▸ **STATED PROBLEM 1**:
Quote the passage of the Shanghai free trade zone article starting at "The management committee" and ending at "anticipated financial liberalization.".

▸ **EXCERPT TO READ**:
= = = = = = =

Some analysts have attributed the small number of foreign companies to disappointment at the lengthy negative list and a lack of financial details.

However, Dai Haibo, deputy director of the zone's management committee, said it was too soon to make a judgment.

"It's a normal process as foreign companies need more time to digest policies due to language and cultural differences," Dai said yesterday.

"You can't use a short-term statistic to evaluate this issue and form a grand notion," Dai said.

The FTZ is making preparations to introduce key financial reforms, including free capital flows and interest rate liberalization, he added, but gave no timetable.

A negative list applied in the zone stipulates 190 restrictions on foreign investment in 18 sectors ranging from agriculture and manufacturing to finance and public services.

Shanghai Vice Mayor Ai Baojun said a 2014 version of the list would clarify restrictions and there would be room to shorten it.

Among the 38 overseas firms, bringing in registered capital of US$560 million to the zone, 14 are from Hong Kong, six from the United States, six from Japan and four from Singapore.

As well as the 38 to have formally set up, another 67 overseas firms had applications under consideration, officials said.

The management committee said the central bank is building a system to monitor capital flows in the zone, paving the way for highly anticipated financial liberalization.

The People's Bank of China is also creating a database of existing enterprises in the zone, as part of preparatory work to control the potential risks of financial opening-up.

"The regulation of capital flows is much more complicated compared with the management of a material objects," said Ai who is also director of the zone's management.

"It involves a huge workload to establish a risk-control system starting from scratch."

Ai said the central bank had drafted financial policies within the zone that will be released after risk-control measures are created and thoroughly tested.

In the blueprint released before the zone's inauguration in September, China said it would allow free yuan convertibility under capital accounts, interest rate liberalization and cross-border use of the yuan on a trial basis as long as risk is controlled.

Located in a 28 square kilometer area in the city's Pudong New Area, the zone boasts wider openness for service sectors.

Trading companies now account for 69 percent of the newly established companies while service enterprises represent 26 percent. The remainder are financial and logistics companies.

New types of service facilities have been set up in the zone.

A 2,000-ton gold warehouse in the zone established by the Hong Kong-based Malca-Amit Global Ltd has started operation, providing a storage service for the trading of precious metal and diamonds and a delivery platform for cross-border transactions.

In the blueprint for the zone, 23 policy initiatives are planned to create greater access in service sectors ranging from shipping to culture.

Dai denied that many of the 1,396 domestic firms now in the zone were shell companies, lacking true business operations and set up by investors hoping to get an early foothold, as reported by Chinese media.

= = = = = = =

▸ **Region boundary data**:

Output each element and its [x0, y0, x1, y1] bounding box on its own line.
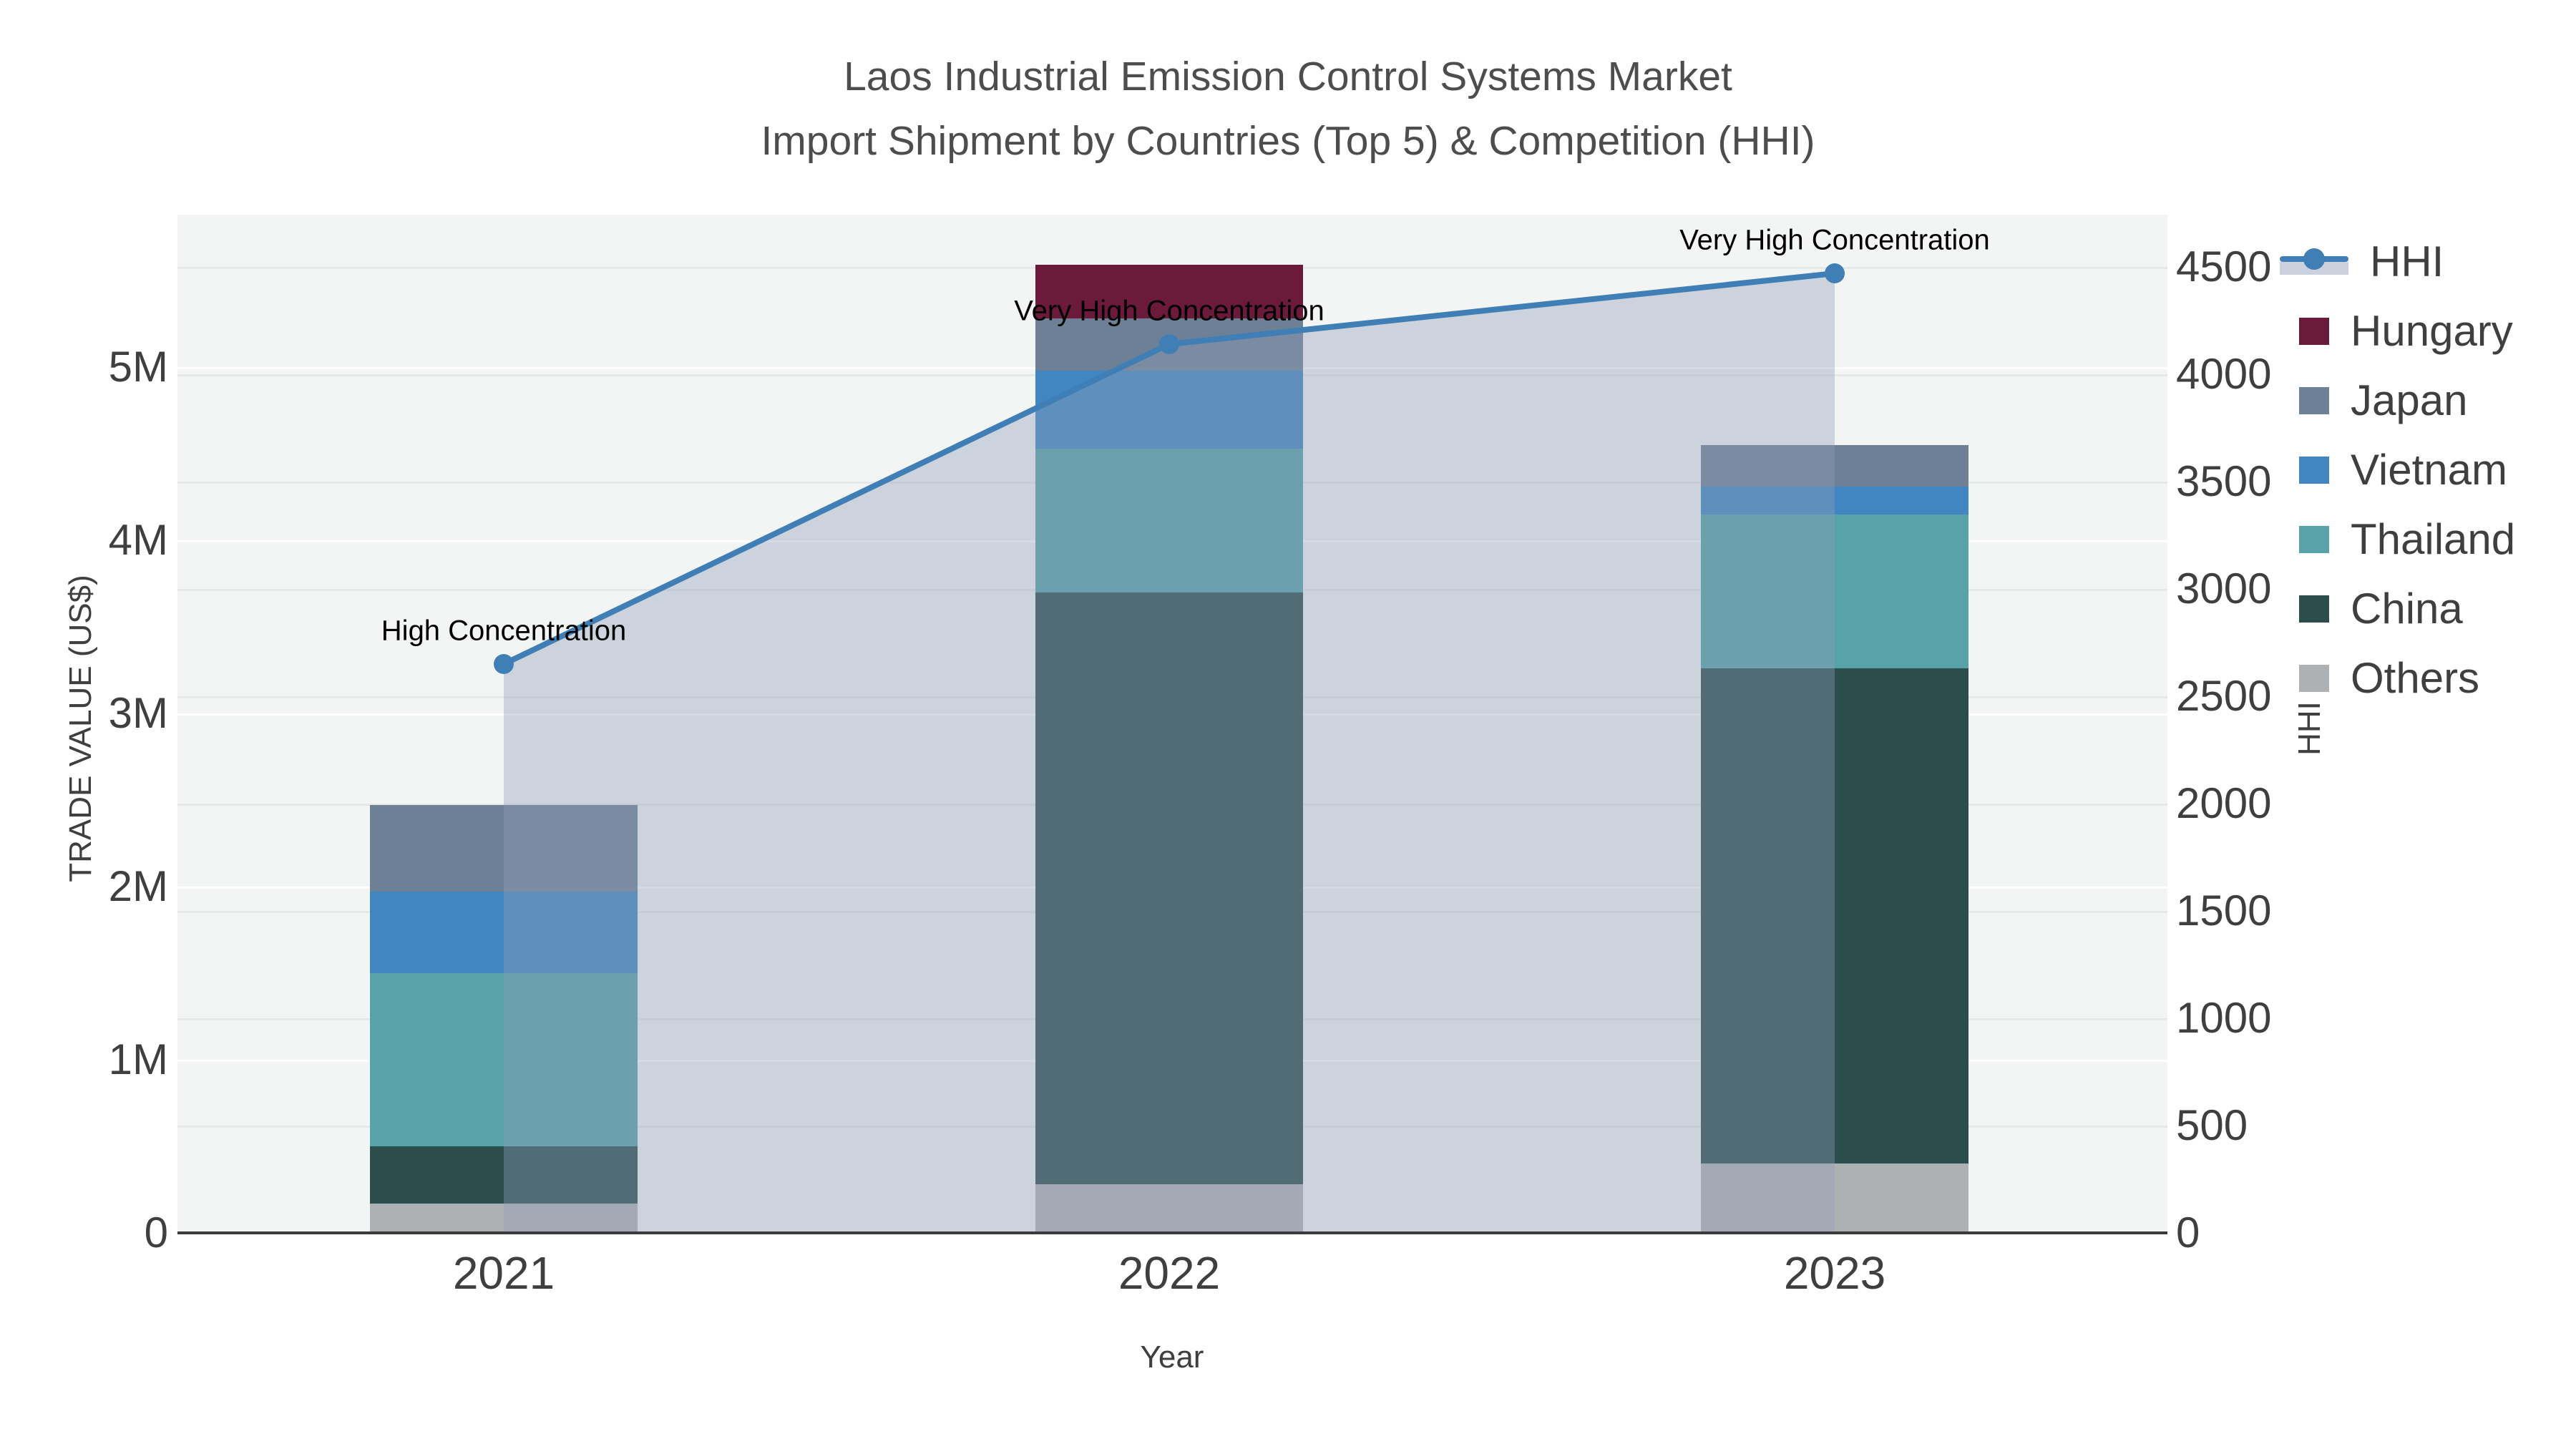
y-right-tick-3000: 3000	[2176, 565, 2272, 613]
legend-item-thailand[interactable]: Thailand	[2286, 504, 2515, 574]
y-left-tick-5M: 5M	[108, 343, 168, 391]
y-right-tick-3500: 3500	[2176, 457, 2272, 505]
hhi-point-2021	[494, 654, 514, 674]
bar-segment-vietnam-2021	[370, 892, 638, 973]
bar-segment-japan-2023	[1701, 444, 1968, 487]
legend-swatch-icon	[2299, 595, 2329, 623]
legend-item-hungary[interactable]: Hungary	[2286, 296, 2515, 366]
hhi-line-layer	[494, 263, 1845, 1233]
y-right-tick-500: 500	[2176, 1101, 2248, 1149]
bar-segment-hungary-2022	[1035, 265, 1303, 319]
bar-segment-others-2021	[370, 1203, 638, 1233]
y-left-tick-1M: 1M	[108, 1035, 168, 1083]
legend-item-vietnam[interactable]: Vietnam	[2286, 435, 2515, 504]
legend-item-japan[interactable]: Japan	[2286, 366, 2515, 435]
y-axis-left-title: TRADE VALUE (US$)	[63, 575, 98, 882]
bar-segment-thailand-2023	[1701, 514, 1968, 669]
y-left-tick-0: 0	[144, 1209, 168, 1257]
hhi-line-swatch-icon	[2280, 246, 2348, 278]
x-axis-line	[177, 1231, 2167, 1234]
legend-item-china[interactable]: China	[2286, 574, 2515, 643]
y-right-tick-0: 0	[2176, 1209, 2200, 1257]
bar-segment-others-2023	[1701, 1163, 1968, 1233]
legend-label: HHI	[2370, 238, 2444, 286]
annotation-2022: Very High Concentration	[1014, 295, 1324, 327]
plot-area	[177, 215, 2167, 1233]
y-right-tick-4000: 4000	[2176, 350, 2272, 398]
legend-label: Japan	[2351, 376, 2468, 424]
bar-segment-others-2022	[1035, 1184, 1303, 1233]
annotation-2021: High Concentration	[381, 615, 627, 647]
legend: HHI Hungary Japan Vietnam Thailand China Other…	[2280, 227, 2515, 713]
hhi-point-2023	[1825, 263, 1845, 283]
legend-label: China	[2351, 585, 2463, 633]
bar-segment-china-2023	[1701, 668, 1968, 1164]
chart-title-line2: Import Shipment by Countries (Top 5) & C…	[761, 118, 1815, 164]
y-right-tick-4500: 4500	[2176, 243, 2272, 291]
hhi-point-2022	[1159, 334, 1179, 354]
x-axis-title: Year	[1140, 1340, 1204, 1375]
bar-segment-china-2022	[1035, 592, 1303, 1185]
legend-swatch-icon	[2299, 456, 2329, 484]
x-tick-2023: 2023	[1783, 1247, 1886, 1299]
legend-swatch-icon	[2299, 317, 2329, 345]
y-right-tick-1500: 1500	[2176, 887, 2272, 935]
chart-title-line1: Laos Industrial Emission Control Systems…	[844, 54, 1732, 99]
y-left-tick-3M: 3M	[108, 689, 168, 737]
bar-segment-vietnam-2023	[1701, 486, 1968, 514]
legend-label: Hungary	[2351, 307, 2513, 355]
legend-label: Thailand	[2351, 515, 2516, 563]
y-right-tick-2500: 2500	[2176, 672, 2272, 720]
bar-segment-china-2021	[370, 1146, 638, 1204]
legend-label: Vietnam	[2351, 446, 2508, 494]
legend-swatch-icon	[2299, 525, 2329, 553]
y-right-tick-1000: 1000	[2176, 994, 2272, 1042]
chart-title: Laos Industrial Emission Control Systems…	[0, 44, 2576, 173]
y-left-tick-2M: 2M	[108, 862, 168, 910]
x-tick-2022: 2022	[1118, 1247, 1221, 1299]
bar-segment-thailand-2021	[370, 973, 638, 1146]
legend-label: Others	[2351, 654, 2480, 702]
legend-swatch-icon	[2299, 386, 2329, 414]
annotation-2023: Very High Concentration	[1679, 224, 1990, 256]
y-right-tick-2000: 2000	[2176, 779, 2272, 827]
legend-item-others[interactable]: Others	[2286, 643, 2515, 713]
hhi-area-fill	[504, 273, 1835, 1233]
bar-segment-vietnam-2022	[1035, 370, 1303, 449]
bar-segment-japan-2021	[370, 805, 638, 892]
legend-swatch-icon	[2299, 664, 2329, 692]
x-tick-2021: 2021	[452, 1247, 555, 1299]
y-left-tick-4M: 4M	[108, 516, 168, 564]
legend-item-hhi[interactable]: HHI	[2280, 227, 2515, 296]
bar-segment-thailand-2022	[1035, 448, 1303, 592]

= = = = = = =

▸ **STATED PROBLEM 2**:
Please put the lines of the records starting at the line that contains "565, 2272, 613]" and ending at the line that contains "1035, 168, 1083]" into a JSON list of strings, one string per line.

▸ **COMPLETE RESPONSE 1**:
The management committee said the central bank is building a system to monitor capital flows in the zone, paving the way for highly anticipated financial liberalization.

▸ **COMPLETE RESPONSE 2**:
[
  "y-right-tick-3000: 3000\t[2176, 565, 2272, 613]",
  "legend-item-thailand[interactable]: Thailand\t[2286, 504, 2515, 574]",
  "y-left-tick-5M: 5M\t[108, 343, 168, 391]",
  "y-right-tick-3500: 3500\t[2176, 457, 2272, 505]",
  "hhi-point-2021\t[494, 654, 514, 674]",
  "bar-segment-vietnam-2021\t[370, 892, 638, 973]",
  "bar-segment-japan-2023\t[1701, 444, 1968, 487]",
  "legend-swatch-icon\t[2299, 595, 2329, 623]",
  "legend-item-hungary[interactable]: Hungary\t[2286, 296, 2515, 366]",
  "hhi-line-layer\t[494, 263, 1845, 1233]",
  "y-right-tick-500: 500\t[2176, 1101, 2248, 1149]",
  "bar-segment-hungary-2022\t[1035, 265, 1303, 319]",
  "bar-segment-others-2021\t[370, 1203, 638, 1233]",
  "y-left-tick-1M: 1M\t[108, 1035, 168, 1083]"
]